# What to work on:
Quote all of the data below exactly, please.

# Listing:
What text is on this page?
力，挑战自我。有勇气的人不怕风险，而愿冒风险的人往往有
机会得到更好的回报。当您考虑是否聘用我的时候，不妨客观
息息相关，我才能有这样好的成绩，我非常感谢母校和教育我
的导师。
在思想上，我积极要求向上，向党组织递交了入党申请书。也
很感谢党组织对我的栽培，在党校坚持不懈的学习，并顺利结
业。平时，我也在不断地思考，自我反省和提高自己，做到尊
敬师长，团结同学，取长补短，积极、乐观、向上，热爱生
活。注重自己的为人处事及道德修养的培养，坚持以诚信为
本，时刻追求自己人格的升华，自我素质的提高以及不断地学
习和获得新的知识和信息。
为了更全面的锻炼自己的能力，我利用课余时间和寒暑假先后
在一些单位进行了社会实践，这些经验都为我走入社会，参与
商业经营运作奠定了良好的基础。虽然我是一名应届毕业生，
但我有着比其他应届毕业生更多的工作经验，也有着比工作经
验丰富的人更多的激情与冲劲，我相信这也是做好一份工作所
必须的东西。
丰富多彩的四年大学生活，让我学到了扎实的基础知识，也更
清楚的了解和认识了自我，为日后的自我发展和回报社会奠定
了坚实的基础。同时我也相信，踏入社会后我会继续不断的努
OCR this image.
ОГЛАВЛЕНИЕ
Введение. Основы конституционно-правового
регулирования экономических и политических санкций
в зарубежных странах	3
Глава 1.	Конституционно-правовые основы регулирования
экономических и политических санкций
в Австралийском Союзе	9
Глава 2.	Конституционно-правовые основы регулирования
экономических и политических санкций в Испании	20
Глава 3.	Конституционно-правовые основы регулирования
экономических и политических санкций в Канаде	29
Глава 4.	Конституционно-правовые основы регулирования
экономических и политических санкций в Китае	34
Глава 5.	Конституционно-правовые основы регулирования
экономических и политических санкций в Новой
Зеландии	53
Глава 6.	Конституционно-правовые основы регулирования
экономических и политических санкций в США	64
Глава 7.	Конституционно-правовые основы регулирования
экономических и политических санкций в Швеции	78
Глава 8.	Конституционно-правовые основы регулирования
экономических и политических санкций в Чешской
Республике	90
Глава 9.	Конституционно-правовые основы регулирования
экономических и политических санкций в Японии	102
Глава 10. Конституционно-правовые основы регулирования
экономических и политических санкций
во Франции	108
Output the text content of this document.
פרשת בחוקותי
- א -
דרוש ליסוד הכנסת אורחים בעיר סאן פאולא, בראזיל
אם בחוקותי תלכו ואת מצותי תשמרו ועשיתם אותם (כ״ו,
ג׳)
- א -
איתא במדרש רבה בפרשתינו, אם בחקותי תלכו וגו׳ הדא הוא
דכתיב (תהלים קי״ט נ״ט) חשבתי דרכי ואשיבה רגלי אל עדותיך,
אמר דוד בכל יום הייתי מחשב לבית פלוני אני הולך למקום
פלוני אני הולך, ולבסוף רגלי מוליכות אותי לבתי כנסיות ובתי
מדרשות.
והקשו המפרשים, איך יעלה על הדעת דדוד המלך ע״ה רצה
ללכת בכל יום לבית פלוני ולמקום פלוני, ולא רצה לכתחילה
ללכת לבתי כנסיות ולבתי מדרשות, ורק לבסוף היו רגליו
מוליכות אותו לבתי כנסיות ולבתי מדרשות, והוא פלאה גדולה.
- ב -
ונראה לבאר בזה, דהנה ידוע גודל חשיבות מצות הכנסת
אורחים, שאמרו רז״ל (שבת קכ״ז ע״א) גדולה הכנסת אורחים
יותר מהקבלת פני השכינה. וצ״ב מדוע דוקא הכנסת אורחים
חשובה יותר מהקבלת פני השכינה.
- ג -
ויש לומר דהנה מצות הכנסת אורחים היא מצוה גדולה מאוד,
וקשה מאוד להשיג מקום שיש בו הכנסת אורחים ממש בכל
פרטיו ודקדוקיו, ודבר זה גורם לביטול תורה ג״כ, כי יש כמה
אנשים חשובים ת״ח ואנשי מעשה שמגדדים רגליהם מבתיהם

# Result for this exercise:
What text is on this page?
力，挑战自我。有勇气的人不怕风险，而愿冒风险的人往往有
机会得到更好的回报。当您考虑是否聘用我的时候，不妨客观
息息相关，我才能有这样好的成绩，我非常感谢母校和教育我
的导师。
在思想上，我积极要求向上，向党组织递交了入党申请书。也
很感谢党组织对我的栽培，在党校坚持不懈的学习，并顺利结
业。平时，我也在不断地思考，自我反省和提高自己，做到尊
敬师长，团结同学，取长补短，积极、乐观、向上，热爱生
活。注重自己的为人处事及道德修养的培养，坚持以诚信为
本，时刻追求自己人格的升华，自我素质的提高以及不断地学
习和获得新的知识和信息。
为了更全面的锻炼自己的能力，我利用课余时间和寒暑假先后
在一些单位进行了社会实践，这些经验都为我走入社会，参与
商业经营运作奠定了良好的基础。虽然我是一名应届毕业生，
但我有着比其他应届毕业生更多的工作经验，也有着比工作经
验丰富的人更多的激情与冲劲，我相信这也是做好一份工作所
必须的东西。
丰富多彩的四年大学生活，让我学到了扎实的基础知识，也更
清楚的了解和认识了自我，为日后的自我发展和回报社会奠定
了坚实的基础。同时我也相信，踏入社会后我会继续不断的努
OCR this image.
ОГЛАВЛЕНИЕ
Введение. Основы конституционно-правового
регулирования экономических и политических санкций
в зарубежных странах	3
Глава 1.	Конституционно-правовые основы регулирования
экономических и политических санкций
в Австралийском Союзе	9
Глава 2.	Конституционно-правовые основы регулирования
экономических и политических санкций в Испании	20
Глава 3.	Конституционно-правовые основы регулирования
экономических и политических санкций в Канаде	29
Глава 4.	Конституционно-правовые основы регулирования
экономических и политических санкций в Китае	34
Глава 5.	Конституционно-правовые основы регулирования
экономических и политических санкций в Новой
Зеландии	53
Глава 6.	Конституционно-правовые основы регулирования
экономических и политических санкций в США	64
Глава 7.	Конституционно-правовые основы регулирования
экономических и политических санкций в Швеции	78
Глава 8.	Конституционно-правовые основы регулирования
экономических и политических санкций в Чешской
Республике	90
Глава 9.	Конституционно-правовые основы регулирования
экономических и политических санкций в Японии	102
Глава 10. Конституционно-правовые основы регулирования
экономических и политических санкций
во Франции	108
Output the text content of this document.
פרשת בחוקותי
- א -
דרוש ליסוד הכנסת אורחים בעיר סאן פאולא, בראזיל
אם בחוקותי תלכו ואת מצותי תשמרו ועשיתם אותם (כ״ו,
ג׳)
- א -
איתא במדרש רבה בפרשתינו, אם בחקותי תלכו וגו׳ הדא הוא
דכתיב (תהלים קי״ט נ״ט) חשבתי דרכי ואשיבה רגלי אל עדותיך,
אמר דוד בכל יום הייתי מחשב לבית פלוני אני הולך למקום
פלוני אני הולך, ולבסוף רגלי מוליכות אותי לבתי כנסיות ובתי
מדרשות.
והקשו המפרשים, איך יעלה על הדעת דדוד המלך ע״ה רצה
ללכת בכל יום לבית פלוני ולמקום פלוני, ולא רצה לכתחילה
ללכת לבתי כנסיות ולבתי מדרשות, ורק לבסוף היו רגליו
מוליכות אותו לבתי כנסיות ולבתי מדרשות, והוא פלאה גדולה.
- ב -
ונראה לבאר בזה, דהנה ידוע גודל חשיבות מצות הכנסת
אורחים, שאמרו רז״ל (שבת קכ״ז ע״א) גדולה הכנסת אורחים
יותר מהקבלת פני השכינה. וצ״ב מדוע דוקא הכנסת אורחים
חשובה יותר מהקבלת פני השכינה.
- ג -
ויש לומר דהנה מצות הכנסת אורחים היא מצוה גדולה מאוד,
וקשה מאוד להשיג מקום שיש בו הכנסת אורחים ממש בכל
פרטיו ודקדוקיו, ודבר זה גורם לביטול תורה ג״כ, כי יש כמה
אנשים חשובים ת״ח ואנשי מעשה שמגדדים רגליהם מבתיהם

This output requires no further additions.